## begin Data extract
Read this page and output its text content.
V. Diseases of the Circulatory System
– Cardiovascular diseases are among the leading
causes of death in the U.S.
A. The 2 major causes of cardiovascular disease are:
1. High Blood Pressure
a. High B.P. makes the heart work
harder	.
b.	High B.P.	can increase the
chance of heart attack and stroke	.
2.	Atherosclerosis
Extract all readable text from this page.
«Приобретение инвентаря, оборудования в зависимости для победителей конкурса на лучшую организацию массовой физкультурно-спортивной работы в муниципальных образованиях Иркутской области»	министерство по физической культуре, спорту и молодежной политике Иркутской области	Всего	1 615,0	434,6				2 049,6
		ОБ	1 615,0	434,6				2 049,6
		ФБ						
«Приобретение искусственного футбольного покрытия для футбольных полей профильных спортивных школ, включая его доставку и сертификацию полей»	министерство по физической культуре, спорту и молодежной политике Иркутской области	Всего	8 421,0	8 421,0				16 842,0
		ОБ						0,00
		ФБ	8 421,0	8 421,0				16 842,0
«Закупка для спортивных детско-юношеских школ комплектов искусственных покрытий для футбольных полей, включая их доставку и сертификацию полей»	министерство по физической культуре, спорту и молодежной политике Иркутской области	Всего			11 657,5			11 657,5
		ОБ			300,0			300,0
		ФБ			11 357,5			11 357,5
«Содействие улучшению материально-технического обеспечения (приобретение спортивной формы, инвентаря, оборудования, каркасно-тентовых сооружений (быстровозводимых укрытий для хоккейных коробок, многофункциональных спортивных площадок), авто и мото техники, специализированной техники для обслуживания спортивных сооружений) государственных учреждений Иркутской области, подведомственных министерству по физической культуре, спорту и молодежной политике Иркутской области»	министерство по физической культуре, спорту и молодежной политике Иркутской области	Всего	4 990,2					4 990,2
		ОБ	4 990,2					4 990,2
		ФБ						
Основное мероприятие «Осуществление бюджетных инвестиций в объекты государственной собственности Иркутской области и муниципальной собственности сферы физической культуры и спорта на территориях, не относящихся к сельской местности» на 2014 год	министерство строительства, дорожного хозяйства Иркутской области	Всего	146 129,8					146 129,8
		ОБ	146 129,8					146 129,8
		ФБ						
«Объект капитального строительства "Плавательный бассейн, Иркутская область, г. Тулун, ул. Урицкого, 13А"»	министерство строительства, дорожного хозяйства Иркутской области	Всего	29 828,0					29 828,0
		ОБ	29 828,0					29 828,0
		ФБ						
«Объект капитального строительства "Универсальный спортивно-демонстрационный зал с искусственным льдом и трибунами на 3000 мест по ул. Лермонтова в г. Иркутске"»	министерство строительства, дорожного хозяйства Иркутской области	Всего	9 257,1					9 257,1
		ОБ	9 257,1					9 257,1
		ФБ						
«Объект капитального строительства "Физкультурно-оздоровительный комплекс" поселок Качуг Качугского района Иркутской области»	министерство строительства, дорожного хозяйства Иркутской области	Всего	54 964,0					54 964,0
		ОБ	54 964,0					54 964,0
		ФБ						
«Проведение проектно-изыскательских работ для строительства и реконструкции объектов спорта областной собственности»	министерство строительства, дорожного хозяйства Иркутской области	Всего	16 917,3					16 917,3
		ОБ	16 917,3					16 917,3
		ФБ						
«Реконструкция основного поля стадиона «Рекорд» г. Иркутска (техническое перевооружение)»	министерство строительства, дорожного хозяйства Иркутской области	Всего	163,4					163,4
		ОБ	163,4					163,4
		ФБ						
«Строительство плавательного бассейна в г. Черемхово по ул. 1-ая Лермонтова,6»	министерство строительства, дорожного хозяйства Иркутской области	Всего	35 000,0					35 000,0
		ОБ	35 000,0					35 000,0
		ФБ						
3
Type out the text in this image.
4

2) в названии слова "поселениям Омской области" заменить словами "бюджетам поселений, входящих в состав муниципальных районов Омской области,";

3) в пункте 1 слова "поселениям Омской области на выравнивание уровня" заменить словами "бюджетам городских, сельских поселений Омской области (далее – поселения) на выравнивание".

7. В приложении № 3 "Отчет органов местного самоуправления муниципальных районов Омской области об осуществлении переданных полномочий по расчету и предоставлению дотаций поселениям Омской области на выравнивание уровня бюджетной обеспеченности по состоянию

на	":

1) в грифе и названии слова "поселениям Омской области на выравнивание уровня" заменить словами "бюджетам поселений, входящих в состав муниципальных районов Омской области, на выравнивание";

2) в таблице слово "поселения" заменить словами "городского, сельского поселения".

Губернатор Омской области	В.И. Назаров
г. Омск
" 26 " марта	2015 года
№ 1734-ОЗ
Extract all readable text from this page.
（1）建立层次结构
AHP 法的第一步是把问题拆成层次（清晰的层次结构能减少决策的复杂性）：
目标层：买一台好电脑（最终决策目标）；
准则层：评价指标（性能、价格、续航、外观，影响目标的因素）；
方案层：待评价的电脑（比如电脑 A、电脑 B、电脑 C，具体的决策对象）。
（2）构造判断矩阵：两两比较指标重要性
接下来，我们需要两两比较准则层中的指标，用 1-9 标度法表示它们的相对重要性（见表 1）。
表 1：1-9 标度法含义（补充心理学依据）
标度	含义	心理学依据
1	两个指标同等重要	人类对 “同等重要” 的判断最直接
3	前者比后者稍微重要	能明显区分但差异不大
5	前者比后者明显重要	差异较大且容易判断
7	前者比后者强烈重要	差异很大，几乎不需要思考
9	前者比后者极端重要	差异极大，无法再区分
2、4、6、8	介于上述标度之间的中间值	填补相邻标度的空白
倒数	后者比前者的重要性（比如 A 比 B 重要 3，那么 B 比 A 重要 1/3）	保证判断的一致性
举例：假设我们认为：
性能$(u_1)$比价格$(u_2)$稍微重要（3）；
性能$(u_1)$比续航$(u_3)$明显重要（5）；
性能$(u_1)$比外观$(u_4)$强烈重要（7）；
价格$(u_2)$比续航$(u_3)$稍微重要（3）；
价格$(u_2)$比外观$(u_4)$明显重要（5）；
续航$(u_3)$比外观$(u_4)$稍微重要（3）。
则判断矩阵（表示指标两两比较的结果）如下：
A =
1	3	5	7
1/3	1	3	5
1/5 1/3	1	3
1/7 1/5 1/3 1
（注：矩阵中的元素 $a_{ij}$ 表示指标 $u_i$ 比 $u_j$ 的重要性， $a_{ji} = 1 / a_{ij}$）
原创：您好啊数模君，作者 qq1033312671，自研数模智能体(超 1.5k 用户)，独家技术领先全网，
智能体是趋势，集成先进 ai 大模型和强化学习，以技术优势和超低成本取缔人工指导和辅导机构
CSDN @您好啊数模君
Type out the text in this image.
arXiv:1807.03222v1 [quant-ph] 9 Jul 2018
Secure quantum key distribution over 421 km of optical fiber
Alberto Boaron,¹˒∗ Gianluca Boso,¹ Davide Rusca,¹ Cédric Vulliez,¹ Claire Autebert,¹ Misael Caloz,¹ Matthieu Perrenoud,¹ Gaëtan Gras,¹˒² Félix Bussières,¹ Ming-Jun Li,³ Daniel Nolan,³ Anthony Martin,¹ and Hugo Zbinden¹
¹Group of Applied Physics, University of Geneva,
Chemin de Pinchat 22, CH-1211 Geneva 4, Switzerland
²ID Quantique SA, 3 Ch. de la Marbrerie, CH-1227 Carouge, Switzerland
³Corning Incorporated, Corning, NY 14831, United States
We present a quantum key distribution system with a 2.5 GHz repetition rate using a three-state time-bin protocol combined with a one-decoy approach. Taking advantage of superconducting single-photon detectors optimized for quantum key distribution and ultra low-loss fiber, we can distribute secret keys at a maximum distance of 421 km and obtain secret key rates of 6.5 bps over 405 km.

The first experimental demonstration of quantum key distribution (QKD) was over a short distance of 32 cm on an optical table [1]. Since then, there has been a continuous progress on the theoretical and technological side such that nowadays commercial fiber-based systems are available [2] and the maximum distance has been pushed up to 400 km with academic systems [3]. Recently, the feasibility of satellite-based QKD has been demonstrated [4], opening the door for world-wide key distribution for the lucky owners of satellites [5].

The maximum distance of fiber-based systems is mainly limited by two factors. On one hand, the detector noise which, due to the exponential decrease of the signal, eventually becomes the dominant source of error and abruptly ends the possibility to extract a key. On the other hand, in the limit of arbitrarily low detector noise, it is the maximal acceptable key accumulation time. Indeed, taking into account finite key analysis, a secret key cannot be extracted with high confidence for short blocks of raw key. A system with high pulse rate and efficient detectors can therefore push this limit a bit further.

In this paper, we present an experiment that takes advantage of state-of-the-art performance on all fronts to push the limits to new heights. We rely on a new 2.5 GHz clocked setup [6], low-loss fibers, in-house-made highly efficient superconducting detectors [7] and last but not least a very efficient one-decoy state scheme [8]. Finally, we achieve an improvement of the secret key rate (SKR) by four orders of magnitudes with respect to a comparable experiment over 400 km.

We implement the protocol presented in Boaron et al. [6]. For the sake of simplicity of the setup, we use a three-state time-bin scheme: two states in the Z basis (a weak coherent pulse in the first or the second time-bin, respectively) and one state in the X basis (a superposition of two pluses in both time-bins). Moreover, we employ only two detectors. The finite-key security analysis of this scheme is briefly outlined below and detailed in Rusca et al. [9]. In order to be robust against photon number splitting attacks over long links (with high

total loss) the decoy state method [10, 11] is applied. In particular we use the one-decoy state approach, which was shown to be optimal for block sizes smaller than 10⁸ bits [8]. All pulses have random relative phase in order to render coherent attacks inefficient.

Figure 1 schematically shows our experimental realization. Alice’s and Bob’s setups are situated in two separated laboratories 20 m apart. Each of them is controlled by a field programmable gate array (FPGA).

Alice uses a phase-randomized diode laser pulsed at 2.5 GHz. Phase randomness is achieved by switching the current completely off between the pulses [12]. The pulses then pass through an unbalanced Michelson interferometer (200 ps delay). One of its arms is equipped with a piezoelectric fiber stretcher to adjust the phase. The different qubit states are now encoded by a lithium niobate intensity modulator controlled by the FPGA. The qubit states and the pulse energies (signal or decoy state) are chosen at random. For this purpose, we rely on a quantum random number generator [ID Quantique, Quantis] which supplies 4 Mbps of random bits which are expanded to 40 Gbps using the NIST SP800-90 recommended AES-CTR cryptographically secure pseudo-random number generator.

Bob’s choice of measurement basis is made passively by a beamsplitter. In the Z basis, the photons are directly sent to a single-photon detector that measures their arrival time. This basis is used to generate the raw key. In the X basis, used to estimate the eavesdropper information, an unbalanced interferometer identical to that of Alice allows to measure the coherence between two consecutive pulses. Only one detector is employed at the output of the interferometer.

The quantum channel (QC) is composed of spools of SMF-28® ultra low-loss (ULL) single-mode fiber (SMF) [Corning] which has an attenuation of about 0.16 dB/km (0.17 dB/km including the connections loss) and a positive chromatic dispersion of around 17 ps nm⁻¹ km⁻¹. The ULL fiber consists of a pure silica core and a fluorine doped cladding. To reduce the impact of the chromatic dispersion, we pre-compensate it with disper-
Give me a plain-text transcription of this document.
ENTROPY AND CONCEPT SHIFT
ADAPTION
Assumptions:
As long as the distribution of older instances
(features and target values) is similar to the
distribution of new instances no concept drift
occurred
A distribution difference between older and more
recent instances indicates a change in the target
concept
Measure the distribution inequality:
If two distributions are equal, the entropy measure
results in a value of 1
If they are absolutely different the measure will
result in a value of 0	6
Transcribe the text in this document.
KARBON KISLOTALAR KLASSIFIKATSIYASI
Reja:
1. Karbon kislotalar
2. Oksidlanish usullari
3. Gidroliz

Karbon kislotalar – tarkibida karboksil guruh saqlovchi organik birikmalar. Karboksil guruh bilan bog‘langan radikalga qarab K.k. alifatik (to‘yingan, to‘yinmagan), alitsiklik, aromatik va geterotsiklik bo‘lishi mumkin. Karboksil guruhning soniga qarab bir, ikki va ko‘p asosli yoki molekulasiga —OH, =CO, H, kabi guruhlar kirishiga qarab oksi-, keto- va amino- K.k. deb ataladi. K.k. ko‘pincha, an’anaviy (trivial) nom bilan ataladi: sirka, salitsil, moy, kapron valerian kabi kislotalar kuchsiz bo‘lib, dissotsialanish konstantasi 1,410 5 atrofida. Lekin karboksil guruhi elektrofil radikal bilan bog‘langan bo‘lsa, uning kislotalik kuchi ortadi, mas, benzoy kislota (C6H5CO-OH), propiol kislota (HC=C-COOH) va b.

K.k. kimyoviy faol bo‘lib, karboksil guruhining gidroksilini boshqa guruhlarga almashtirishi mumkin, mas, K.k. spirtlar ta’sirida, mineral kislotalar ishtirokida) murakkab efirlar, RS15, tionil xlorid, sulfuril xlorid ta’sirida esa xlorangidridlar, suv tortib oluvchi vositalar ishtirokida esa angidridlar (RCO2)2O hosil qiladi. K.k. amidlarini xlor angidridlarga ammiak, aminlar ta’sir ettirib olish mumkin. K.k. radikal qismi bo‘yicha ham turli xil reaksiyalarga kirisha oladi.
## end Data extract
▸ **The task**
Reproduce, word for word, only the lines from the one that contains "Transcribe the text in this document." through the final line.

▸ **Result of this task**
Transcribe the text in this document.
KARBON KISLOTALAR KLASSIFIKATSIYASI
Reja:
1. Karbon kislotalar
2. Oksidlanish usullari
3. Gidroliz

Karbon kislotalar – tarkibida karboksil guruh saqlovchi organik birikmalar. Karboksil guruh bilan bog‘langan radikalga qarab K.k. alifatik (to‘yingan, to‘yinmagan), alitsiklik, aromatik va geterotsiklik bo‘lishi mumkin. Karboksil guruhning soniga qarab bir, ikki va ko‘p asosli yoki molekulasiga —OH, =CO, H, kabi guruhlar kirishiga qarab oksi-, keto- va amino- K.k. deb ataladi. K.k. ko‘pincha, an’anaviy (trivial) nom bilan ataladi: sirka, salitsil, moy, kapron valerian kabi kislotalar kuchsiz bo‘lib, dissotsialanish konstantasi 1,410 5 atrofida. Lekin karboksil guruhi elektrofil radikal bilan bog‘langan bo‘lsa, uning kislotalik kuchi ortadi, mas, benzoy kislota (C6H5CO-OH), propiol kislota (HC=C-COOH) va b.

K.k. kimyoviy faol bo‘lib, karboksil guruhining gidroksilini boshqa guruhlarga almashtirishi mumkin, mas, K.k. spirtlar ta’sirida, mineral kislotalar ishtirokida) murakkab efirlar, RS15, tionil xlorid, sulfuril xlorid ta’sirida esa xlorangidridlar, suv tortib oluvchi vositalar ishtirokida esa angidridlar (RCO2)2O hosil qiladi. K.k. amidlarini xlor angidridlarga ammiak, aminlar ta’sir ettirib olish mumkin. K.k. radikal qismi bo‘yicha ham turli xil reaksiyalarga kirisha oladi.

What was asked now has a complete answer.